- OBJECTIVE: Using the data below, gather each line that includes the word "JSON".

- - -

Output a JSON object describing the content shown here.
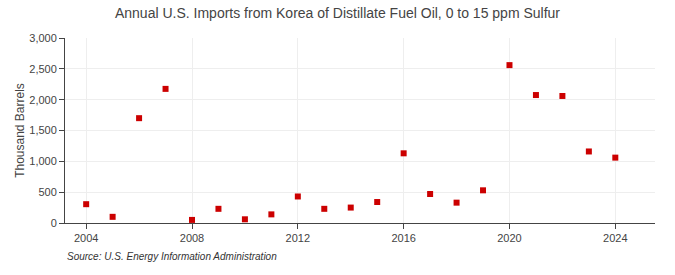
{
  "chart_data": {
    "type": "scatter",
    "title": "Annual U.S. Imports from Korea of Distillate Fuel Oil, 0 to 15 ppm Sulfur",
    "ylabel": "Thousand Barrels",
    "annotations": [
      {
        "text": "Source: U.S. Energy Information Administration"
      }
    ],
    "x": [
      2004,
      2005,
      2006,
      2007,
      2008,
      2009,
      2010,
      2011,
      2012,
      2013,
      2014,
      2015,
      2016,
      2017,
      2018,
      2019,
      2020,
      2021,
      2022,
      2023,
      2024
    ],
    "values": [
      305,
      100,
      1700,
      2175,
      50,
      230,
      60,
      140,
      430,
      230,
      250,
      340,
      1130,
      470,
      330,
      530,
      2560,
      2075,
      2060,
      1160,
      1060
    ],
    "color": "#cc0000",
    "marker": "square",
    "xlim": [
      2003.2,
      2025.5
    ],
    "xticks": [
      2004,
      2008,
      2012,
      2016,
      2020,
      2024
    ],
    "ylim": [
      0,
      3000
    ],
    "yticks": [
      0,
      500,
      {
        "value": 1000,
        "label": "1,000"
      },
      {
        "value": 1500,
        "label": "1,500"
      },
      {
        "value": 2000,
        "label": "2,000"
      },
      {
        "value": 2500,
        "label": "2,500"
      },
      {
        "value": 3000,
        "label": "3,000"
      }
    ],
    "grid": true
  }
}
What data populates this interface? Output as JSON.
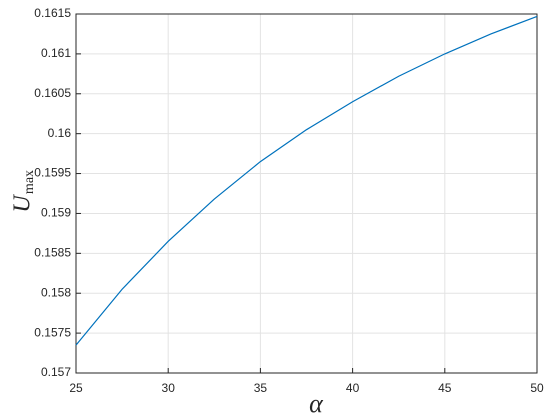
{
  "chart_data": {
    "type": "line",
    "x_label": "α",
    "y_label": "U",
    "y_label_sub": "max",
    "x": [
      25,
      27.5,
      30,
      32.5,
      35,
      37.5,
      40,
      42.5,
      45,
      47.5,
      50
    ],
    "series": [
      {
        "color": "#0072bd",
        "values": [
          0.15735,
          0.15805,
          0.15865,
          0.15918,
          0.15965,
          0.16005,
          0.1604,
          0.16072,
          0.161,
          0.16125,
          0.16147
        ]
      }
    ],
    "xlim": [
      25,
      50
    ],
    "xticks": [
      25,
      30,
      35,
      40,
      45,
      50
    ],
    "ylim": [
      0.157,
      0.1615
    ],
    "yticks": [
      0.157,
      0.1575,
      0.158,
      0.1585,
      0.159,
      0.1595,
      0.16,
      0.1605,
      0.161,
      0.1615
    ],
    "grid": true
  }
}
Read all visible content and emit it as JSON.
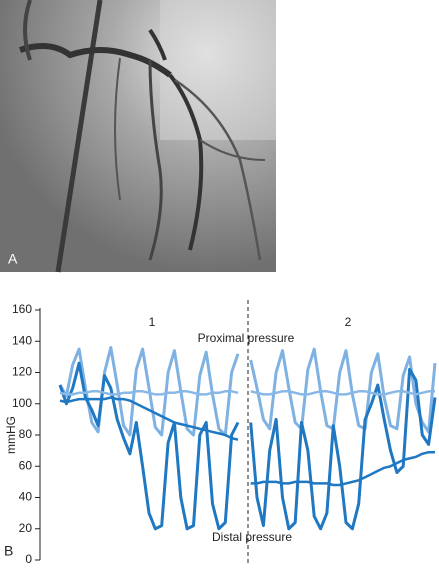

- - -

- WRITTEN SOLUTION:
Output a JSON object describing the content shown here.
What data populates this interface? Output as JSON.
Read all visible content and emit it as JSON.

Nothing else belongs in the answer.